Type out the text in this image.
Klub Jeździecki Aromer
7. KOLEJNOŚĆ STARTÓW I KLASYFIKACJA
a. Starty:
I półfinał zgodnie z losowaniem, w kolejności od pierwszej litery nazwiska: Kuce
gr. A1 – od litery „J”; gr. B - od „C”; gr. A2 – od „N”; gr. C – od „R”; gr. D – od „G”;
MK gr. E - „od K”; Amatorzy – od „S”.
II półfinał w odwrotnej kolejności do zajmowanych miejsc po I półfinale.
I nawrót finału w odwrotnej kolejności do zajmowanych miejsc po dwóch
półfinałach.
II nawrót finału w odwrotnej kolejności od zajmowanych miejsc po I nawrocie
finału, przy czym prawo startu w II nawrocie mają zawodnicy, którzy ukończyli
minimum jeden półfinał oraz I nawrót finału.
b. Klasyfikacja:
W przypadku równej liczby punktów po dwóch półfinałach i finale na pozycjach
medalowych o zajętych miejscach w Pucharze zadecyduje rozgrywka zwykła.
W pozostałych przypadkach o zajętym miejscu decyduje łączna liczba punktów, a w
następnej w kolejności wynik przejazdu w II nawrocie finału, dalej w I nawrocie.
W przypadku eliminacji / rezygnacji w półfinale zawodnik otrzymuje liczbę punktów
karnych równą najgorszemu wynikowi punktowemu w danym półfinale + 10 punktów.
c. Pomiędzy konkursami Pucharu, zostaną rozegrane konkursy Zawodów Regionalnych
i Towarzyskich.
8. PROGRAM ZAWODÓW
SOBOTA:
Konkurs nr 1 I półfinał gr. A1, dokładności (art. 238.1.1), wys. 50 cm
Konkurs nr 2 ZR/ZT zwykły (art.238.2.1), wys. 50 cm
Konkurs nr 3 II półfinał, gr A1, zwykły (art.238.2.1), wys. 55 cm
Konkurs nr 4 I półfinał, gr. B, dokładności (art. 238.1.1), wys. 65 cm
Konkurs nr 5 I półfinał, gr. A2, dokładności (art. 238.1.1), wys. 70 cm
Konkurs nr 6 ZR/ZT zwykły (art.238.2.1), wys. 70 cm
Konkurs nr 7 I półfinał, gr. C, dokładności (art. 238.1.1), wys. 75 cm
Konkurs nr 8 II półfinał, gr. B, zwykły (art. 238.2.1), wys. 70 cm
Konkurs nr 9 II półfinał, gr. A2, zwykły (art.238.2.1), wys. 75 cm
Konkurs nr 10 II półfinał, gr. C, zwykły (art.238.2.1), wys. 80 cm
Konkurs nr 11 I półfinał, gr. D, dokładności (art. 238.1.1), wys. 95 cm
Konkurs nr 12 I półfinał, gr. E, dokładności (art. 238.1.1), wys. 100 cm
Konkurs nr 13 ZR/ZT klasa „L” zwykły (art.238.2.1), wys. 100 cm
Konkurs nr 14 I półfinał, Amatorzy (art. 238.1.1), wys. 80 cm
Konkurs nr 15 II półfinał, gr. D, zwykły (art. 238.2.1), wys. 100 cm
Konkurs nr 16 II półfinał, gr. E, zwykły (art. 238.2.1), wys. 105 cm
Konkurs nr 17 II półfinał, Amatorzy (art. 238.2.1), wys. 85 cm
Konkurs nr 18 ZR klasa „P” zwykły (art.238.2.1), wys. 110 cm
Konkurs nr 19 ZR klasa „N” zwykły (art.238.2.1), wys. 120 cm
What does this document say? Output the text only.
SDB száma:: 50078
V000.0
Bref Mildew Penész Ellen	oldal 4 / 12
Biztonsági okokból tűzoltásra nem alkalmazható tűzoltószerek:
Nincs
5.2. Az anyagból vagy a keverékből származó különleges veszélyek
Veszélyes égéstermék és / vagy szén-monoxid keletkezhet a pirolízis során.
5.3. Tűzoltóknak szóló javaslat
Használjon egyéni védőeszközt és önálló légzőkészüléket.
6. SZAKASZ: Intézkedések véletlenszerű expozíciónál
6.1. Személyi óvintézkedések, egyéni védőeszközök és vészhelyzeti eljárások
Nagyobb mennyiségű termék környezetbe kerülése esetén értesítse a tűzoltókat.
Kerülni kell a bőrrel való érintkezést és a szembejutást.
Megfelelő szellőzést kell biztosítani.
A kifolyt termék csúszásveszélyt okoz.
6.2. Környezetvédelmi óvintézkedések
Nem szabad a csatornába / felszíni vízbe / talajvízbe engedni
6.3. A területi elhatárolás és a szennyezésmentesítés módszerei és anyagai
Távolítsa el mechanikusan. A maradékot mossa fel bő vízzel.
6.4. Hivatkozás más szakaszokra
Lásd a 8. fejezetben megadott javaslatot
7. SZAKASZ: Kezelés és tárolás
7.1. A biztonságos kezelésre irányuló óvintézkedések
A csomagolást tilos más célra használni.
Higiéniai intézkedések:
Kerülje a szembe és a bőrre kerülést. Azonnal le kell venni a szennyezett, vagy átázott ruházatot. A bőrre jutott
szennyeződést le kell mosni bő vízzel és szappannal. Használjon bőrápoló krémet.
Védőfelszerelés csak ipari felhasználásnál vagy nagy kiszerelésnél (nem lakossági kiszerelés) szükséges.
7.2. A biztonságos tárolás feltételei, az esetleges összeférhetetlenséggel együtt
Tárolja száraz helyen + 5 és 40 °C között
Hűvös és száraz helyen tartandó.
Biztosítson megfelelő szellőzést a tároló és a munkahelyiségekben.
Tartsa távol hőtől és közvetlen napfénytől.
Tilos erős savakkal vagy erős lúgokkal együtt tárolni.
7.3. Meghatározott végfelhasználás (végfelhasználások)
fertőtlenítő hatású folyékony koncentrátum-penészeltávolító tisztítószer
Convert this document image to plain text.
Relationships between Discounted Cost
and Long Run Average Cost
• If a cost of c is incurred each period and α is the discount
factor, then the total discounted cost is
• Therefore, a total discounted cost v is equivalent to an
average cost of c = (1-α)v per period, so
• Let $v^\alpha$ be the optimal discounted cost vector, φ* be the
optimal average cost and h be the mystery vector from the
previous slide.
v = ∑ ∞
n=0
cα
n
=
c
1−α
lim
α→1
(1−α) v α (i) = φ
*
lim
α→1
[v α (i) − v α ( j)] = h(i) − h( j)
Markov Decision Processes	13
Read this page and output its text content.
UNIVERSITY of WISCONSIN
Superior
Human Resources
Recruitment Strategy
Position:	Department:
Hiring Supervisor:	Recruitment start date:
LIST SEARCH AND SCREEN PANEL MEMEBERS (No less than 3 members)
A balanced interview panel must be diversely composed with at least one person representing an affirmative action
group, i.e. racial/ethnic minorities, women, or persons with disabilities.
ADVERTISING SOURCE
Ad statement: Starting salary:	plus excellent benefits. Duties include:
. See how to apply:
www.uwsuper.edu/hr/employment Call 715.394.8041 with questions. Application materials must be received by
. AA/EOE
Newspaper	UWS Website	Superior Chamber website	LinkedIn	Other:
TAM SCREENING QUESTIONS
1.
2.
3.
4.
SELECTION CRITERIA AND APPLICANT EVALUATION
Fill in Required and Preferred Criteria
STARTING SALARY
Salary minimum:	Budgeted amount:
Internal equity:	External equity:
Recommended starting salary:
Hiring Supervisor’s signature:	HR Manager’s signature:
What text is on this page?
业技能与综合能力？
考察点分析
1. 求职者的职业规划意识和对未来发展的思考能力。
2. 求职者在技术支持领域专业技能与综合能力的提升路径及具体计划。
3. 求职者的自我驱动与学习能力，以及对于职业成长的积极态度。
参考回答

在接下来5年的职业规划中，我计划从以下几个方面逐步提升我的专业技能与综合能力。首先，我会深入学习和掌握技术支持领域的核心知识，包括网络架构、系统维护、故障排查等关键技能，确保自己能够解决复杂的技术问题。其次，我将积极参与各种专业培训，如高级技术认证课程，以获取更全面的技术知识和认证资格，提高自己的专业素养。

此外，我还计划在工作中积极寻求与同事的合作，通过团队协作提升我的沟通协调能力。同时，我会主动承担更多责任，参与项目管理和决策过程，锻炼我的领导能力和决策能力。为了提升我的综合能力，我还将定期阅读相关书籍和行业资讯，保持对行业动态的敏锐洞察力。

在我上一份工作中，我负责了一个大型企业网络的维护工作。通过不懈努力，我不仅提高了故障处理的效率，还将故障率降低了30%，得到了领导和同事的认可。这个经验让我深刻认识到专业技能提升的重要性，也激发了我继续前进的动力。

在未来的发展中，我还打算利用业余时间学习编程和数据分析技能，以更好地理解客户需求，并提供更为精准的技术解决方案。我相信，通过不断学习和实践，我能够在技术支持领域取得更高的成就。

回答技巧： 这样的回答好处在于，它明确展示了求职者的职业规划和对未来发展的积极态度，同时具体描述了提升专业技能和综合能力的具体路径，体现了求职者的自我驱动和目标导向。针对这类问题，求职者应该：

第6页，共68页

TASK — Report the number of lines in the entries above that include the word "półfinale" and add nothing to it.

EXERCISE RESPONSE — 3